------ Entries provided ------
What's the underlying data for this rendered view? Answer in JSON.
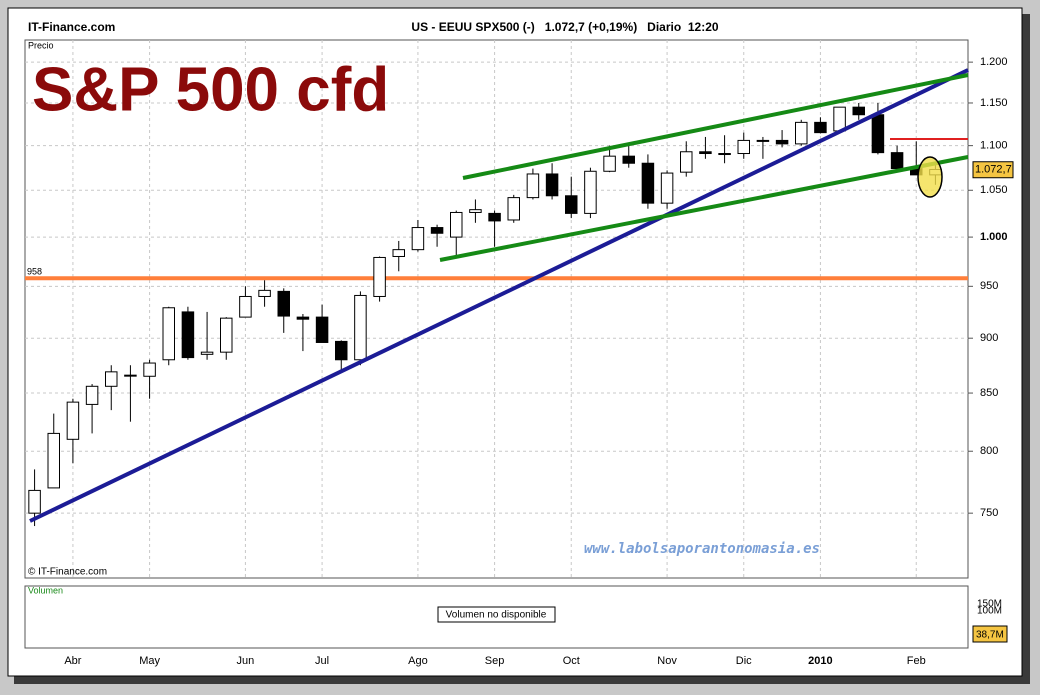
{
  "header": {
    "site": "IT-Finance.com",
    "quote": "US - EEUU SPX500 (-)   1.072,7 (+0,19%)   Diario  12:20"
  },
  "chart_data": {
    "type": "candlestick",
    "title": "S&P 500 cfd",
    "panel_label": "Precio",
    "watermark": "www.labolsaporantonomasia.es",
    "copyright": "© IT-Finance.com",
    "categories": [
      null,
      null,
      "Abr",
      null,
      null,
      null,
      "May",
      null,
      null,
      null,
      null,
      "Jun",
      null,
      null,
      null,
      "Jul",
      null,
      null,
      null,
      null,
      "Ago",
      null,
      null,
      null,
      "Sep",
      null,
      null,
      null,
      "Oct",
      null,
      null,
      null,
      null,
      "Nov",
      null,
      null,
      null,
      "Dic",
      null,
      null,
      null,
      "2010",
      null,
      null,
      null,
      null,
      "Feb",
      null
    ],
    "open": [
      750,
      770,
      810,
      840,
      856,
      866,
      865,
      880,
      925,
      885,
      887,
      920,
      940,
      945,
      920,
      920,
      897,
      880,
      940,
      980,
      987,
      1010,
      1000,
      1026,
      1025,
      1018,
      1042,
      1068,
      1044,
      1025,
      1071,
      1088,
      1080,
      1036,
      1070,
      1093,
      1091,
      1091,
      1106,
      1106,
      1102,
      1127,
      1117,
      1145,
      1136,
      1092,
      1074,
      1067
    ],
    "high": [
      785,
      832,
      845,
      858,
      875,
      875,
      880,
      930,
      930,
      925,
      920,
      950,
      956,
      948,
      923,
      932,
      898,
      945,
      980,
      996,
      1018,
      1013,
      1028,
      1040,
      1028,
      1045,
      1074,
      1080,
      1065,
      1075,
      1100,
      1101,
      1090,
      1072,
      1105,
      1110,
      1112,
      1115,
      1110,
      1118,
      1130,
      1133,
      1145,
      1150,
      1150,
      1100,
      1105,
      1080
    ],
    "low": [
      740,
      770,
      790,
      815,
      835,
      825,
      845,
      875,
      880,
      880,
      880,
      920,
      930,
      905,
      888,
      896,
      870,
      875,
      935,
      965,
      985,
      990,
      980,
      1015,
      990,
      1015,
      1040,
      1040,
      1020,
      1020,
      1070,
      1075,
      1030,
      1030,
      1065,
      1085,
      1080,
      1085,
      1085,
      1098,
      1100,
      1114,
      1115,
      1130,
      1090,
      1072,
      1067,
      1056
    ],
    "close": [
      768,
      815,
      842,
      856,
      869,
      866,
      877,
      929,
      882,
      887,
      919,
      940,
      946,
      921,
      918,
      896,
      880,
      941,
      979,
      987,
      1010,
      1004,
      1026,
      1029,
      1017,
      1042,
      1068,
      1044,
      1025,
      1071,
      1088,
      1080,
      1036,
      1069,
      1093,
      1091,
      1091,
      1106,
      1106,
      1102,
      1127,
      1115,
      1145,
      1136,
      1092,
      1074,
      1067,
      1073
    ],
    "yscale": "log",
    "ylim": [
      701,
      1228
    ],
    "yticks": [
      {
        "value": 1200,
        "label": "1.200"
      },
      {
        "value": 1150,
        "label": "1.150"
      },
      {
        "value": 1100,
        "label": "1.100"
      },
      {
        "value": 1050,
        "label": "1.050"
      },
      {
        "value": 1000,
        "label": "1.000"
      },
      950,
      900,
      850,
      800,
      750
    ],
    "grid": true,
    "up_color": "#ffffff",
    "down_color": "#000000",
    "level": {
      "value": 958,
      "color": "#ff7f3a"
    },
    "last_price": {
      "value": 1072.7,
      "label": "1.072,7"
    }
  },
  "volume": {
    "title": "Volumen",
    "message": "Volumen no disponible",
    "labels": [
      "150M",
      "100M"
    ],
    "last_label": "38,7M"
  }
}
------
Using the records above, gather all lines where the string "Finance" is present.

• Correct output
    "site": "IT-Finance.com",
    "copyright": "© IT-Finance.com",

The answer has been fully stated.